Repeat, without any change, the entries presented below.

[Items listed in a dataset]
────────────────────────────────────────
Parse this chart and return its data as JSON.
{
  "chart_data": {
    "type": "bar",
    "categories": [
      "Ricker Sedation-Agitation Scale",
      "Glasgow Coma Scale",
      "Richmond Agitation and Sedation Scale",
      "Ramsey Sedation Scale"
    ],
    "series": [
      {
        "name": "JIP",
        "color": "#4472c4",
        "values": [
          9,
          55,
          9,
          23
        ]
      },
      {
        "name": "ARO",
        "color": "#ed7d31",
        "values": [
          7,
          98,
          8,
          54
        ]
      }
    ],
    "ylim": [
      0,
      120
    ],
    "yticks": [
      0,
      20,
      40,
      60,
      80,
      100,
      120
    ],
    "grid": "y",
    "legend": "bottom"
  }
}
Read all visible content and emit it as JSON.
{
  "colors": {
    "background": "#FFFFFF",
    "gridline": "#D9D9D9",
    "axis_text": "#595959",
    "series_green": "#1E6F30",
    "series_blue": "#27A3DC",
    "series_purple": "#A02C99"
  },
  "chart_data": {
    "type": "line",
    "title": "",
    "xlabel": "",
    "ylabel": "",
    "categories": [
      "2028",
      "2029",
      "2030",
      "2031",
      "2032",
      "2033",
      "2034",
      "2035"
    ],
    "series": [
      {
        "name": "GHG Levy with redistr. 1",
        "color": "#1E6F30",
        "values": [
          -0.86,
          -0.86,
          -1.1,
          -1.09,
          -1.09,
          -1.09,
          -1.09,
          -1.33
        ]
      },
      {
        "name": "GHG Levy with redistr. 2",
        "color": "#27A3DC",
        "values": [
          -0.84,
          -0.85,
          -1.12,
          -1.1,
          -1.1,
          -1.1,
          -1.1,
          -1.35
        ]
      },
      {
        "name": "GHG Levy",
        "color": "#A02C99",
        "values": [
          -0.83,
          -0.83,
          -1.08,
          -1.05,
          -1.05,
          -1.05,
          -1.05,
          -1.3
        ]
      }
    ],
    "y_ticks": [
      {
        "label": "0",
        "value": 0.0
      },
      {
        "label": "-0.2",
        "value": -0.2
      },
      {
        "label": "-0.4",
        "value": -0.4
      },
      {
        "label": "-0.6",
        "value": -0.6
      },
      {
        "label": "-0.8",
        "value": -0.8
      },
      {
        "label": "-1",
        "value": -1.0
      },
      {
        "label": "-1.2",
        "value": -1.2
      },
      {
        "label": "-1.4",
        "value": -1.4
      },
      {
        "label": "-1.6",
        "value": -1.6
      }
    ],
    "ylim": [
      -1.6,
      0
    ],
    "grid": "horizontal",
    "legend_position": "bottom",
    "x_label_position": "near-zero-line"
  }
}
────────────────────────────────────────
- **Answer to the exercise**:
Parse this chart and return its data as JSON.
{
  "chart_data": {
    "type": "bar",
    "categories": [
      "Ricker Sedation-Agitation Scale",
      "Glasgow Coma Scale",
      "Richmond Agitation and Sedation Scale",
      "Ramsey Sedation Scale"
    ],
    "series": [
      {
        "name": "JIP",
        "color": "#4472c4",
        "values": [
          9,
          55,
          9,
          23
        ]
      },
      {
        "name": "ARO",
        "color": "#ed7d31",
        "values": [
          7,
          98,
          8,
          54
        ]
      }
    ],
    "ylim": [
      0,
      120
    ],
    "yticks": [
      0,
      20,
      40,
      60,
      80,
      100,
      120
    ],
    "grid": "y",
    "legend": "bottom"
  }
}
Read all visible content and emit it as JSON.
{
  "colors": {
    "background": "#FFFFFF",
    "gridline": "#D9D9D9",
    "axis_text": "#595959",
    "series_green": "#1E6F30",
    "series_blue": "#27A3DC",
    "series_purple": "#A02C99"
  },
  "chart_data": {
    "type": "line",
    "title": "",
    "xlabel": "",
    "ylabel": "",
    "categories": [
      "2028",
      "2029",
      "2030",
      "2031",
      "2032",
      "2033",
      "2034",
      "2035"
    ],
    "series": [
      {
        "name": "GHG Levy with redistr. 1",
        "color": "#1E6F30",
        "values": [
          -0.86,
          -0.86,
          -1.1,
          -1.09,
          -1.09,
          -1.09,
          -1.09,
          -1.33
        ]
      },
      {
        "name": "GHG Levy with redistr. 2",
        "color": "#27A3DC",
        "values": [
          -0.84,
          -0.85,
          -1.12,
          -1.1,
          -1.1,
          -1.1,
          -1.1,
          -1.35
        ]
      },
      {
        "name": "GHG Levy",
        "color": "#A02C99",
        "values": [
          -0.83,
          -0.83,
          -1.08,
          -1.05,
          -1.05,
          -1.05,
          -1.05,
          -1.3
        ]
      }
    ],
    "y_ticks": [
      {
        "label": "0",
        "value": 0.0
      },
      {
        "label": "-0.2",
        "value": -0.2
      },
      {
        "label": "-0.4",
        "value": -0.4
      },
      {
        "label": "-0.6",
        "value": -0.6
      },
      {
        "label": "-0.8",
        "value": -0.8
      },
      {
        "label": "-1",
        "value": -1.0
      },
      {
        "label": "-1.2",
        "value": -1.2
      },
      {
        "label": "-1.4",
        "value": -1.4
      },
      {
        "label": "-1.6",
        "value": -1.6
      }
    ],
    "ylim": [
      -1.6,
      0
    ],
    "grid": "horizontal",
    "legend_position": "bottom",
    "x_label_position": "near-zero-line"
  }
}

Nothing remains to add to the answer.